## Data excerpts
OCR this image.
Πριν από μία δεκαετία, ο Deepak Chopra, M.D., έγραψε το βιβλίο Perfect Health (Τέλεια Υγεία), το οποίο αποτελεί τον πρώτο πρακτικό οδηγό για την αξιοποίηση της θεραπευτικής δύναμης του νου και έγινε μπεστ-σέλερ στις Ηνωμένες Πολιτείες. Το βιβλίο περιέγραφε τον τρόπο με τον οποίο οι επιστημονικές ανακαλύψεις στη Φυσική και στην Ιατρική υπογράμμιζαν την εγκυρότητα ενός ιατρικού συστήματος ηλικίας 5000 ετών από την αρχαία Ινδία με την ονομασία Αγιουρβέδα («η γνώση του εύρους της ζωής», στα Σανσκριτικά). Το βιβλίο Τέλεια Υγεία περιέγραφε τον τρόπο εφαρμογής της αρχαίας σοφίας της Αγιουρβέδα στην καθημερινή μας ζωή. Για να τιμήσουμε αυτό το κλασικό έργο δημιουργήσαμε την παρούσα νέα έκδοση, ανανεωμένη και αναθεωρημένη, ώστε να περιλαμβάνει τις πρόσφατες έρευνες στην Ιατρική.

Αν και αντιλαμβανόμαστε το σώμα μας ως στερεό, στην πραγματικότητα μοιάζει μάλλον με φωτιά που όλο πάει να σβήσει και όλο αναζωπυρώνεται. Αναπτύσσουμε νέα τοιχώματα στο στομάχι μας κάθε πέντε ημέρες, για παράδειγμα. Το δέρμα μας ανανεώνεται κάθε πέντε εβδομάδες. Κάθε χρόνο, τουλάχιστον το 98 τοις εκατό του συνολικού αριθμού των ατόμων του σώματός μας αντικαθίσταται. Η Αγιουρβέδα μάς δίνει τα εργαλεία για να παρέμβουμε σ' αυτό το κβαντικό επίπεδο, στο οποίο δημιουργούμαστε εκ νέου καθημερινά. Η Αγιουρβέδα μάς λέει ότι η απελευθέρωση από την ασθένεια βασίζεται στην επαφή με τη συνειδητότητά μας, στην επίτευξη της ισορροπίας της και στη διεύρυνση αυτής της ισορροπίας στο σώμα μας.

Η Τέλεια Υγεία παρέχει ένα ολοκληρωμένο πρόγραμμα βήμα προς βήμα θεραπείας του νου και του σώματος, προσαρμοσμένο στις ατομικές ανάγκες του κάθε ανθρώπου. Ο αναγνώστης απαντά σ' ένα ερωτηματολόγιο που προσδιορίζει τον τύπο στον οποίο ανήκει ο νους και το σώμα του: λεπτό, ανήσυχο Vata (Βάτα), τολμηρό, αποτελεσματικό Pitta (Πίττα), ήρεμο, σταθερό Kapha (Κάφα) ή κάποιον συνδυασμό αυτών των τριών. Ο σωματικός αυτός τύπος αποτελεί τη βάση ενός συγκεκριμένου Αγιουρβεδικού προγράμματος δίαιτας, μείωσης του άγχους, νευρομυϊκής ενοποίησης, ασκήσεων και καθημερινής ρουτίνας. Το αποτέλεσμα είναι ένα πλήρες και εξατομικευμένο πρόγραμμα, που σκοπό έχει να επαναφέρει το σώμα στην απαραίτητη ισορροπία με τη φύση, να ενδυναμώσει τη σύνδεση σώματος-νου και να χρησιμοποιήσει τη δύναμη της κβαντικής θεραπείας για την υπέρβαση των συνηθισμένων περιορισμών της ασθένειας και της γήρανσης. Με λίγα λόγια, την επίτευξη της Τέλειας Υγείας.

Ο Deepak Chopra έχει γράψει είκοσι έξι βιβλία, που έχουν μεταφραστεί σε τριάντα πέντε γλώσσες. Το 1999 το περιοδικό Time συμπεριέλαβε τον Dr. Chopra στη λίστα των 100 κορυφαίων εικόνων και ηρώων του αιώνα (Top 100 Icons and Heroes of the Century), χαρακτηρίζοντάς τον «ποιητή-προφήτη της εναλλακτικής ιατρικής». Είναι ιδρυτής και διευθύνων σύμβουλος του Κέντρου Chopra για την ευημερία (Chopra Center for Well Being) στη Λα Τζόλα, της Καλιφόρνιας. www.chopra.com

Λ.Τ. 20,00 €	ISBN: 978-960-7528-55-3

## Task prompt
Copy all the records above precisely.

## Full output
OCR this image.
Πριν από μία δεκαετία, ο Deepak Chopra, M.D., έγραψε το βιβλίο Perfect Health (Τέλεια Υγεία), το οποίο αποτελεί τον πρώτο πρακτικό οδηγό για την αξιοποίηση της θεραπευτικής δύναμης του νου και έγινε μπεστ-σέλερ στις Ηνωμένες Πολιτείες. Το βιβλίο περιέγραφε τον τρόπο με τον οποίο οι επιστημονικές ανακαλύψεις στη Φυσική και στην Ιατρική υπογράμμιζαν την εγκυρότητα ενός ιατρικού συστήματος ηλικίας 5000 ετών από την αρχαία Ινδία με την ονομασία Αγιουρβέδα («η γνώση του εύρους της ζωής», στα Σανσκριτικά). Το βιβλίο Τέλεια Υγεία περιέγραφε τον τρόπο εφαρμογής της αρχαίας σοφίας της Αγιουρβέδα στην καθημερινή μας ζωή. Για να τιμήσουμε αυτό το κλασικό έργο δημιουργήσαμε την παρούσα νέα έκδοση, ανανεωμένη και αναθεωρημένη, ώστε να περιλαμβάνει τις πρόσφατες έρευνες στην Ιατρική.

Αν και αντιλαμβανόμαστε το σώμα μας ως στερεό, στην πραγματικότητα μοιάζει μάλλον με φωτιά που όλο πάει να σβήσει και όλο αναζωπυρώνεται. Αναπτύσσουμε νέα τοιχώματα στο στομάχι μας κάθε πέντε ημέρες, για παράδειγμα. Το δέρμα μας ανανεώνεται κάθε πέντε εβδομάδες. Κάθε χρόνο, τουλάχιστον το 98 τοις εκατό του συνολικού αριθμού των ατόμων του σώματός μας αντικαθίσταται. Η Αγιουρβέδα μάς δίνει τα εργαλεία για να παρέμβουμε σ' αυτό το κβαντικό επίπεδο, στο οποίο δημιουργούμαστε εκ νέου καθημερινά. Η Αγιουρβέδα μάς λέει ότι η απελευθέρωση από την ασθένεια βασίζεται στην επαφή με τη συνειδητότητά μας, στην επίτευξη της ισορροπίας της και στη διεύρυνση αυτής της ισορροπίας στο σώμα μας.

Η Τέλεια Υγεία παρέχει ένα ολοκληρωμένο πρόγραμμα βήμα προς βήμα θεραπείας του νου και του σώματος, προσαρμοσμένο στις ατομικές ανάγκες του κάθε ανθρώπου. Ο αναγνώστης απαντά σ' ένα ερωτηματολόγιο που προσδιορίζει τον τύπο στον οποίο ανήκει ο νους και το σώμα του: λεπτό, ανήσυχο Vata (Βάτα), τολμηρό, αποτελεσματικό Pitta (Πίττα), ήρεμο, σταθερό Kapha (Κάφα) ή κάποιον συνδυασμό αυτών των τριών. Ο σωματικός αυτός τύπος αποτελεί τη βάση ενός συγκεκριμένου Αγιουρβεδικού προγράμματος δίαιτας, μείωσης του άγχους, νευρομυϊκής ενοποίησης, ασκήσεων και καθημερινής ρουτίνας. Το αποτέλεσμα είναι ένα πλήρες και εξατομικευμένο πρόγραμμα, που σκοπό έχει να επαναφέρει το σώμα στην απαραίτητη ισορροπία με τη φύση, να ενδυναμώσει τη σύνδεση σώματος-νου και να χρησιμοποιήσει τη δύναμη της κβαντικής θεραπείας για την υπέρβαση των συνηθισμένων περιορισμών της ασθένειας και της γήρανσης. Με λίγα λόγια, την επίτευξη της Τέλειας Υγείας.

Ο Deepak Chopra έχει γράψει είκοσι έξι βιβλία, που έχουν μεταφραστεί σε τριάντα πέντε γλώσσες. Το 1999 το περιοδικό Time συμπεριέλαβε τον Dr. Chopra στη λίστα των 100 κορυφαίων εικόνων και ηρώων του αιώνα (Top 100 Icons and Heroes of the Century), χαρακτηρίζοντάς τον «ποιητή-προφήτη της εναλλακτικής ιατρικής». Είναι ιδρυτής και διευθύνων σύμβουλος του Κέντρου Chopra για την ευημερία (Chopra Center for Well Being) στη Λα Τζόλα, της Καλιφόρνιας. www.chopra.com

Λ.Τ. 20,00 €	ISBN: 978-960-7528-55-3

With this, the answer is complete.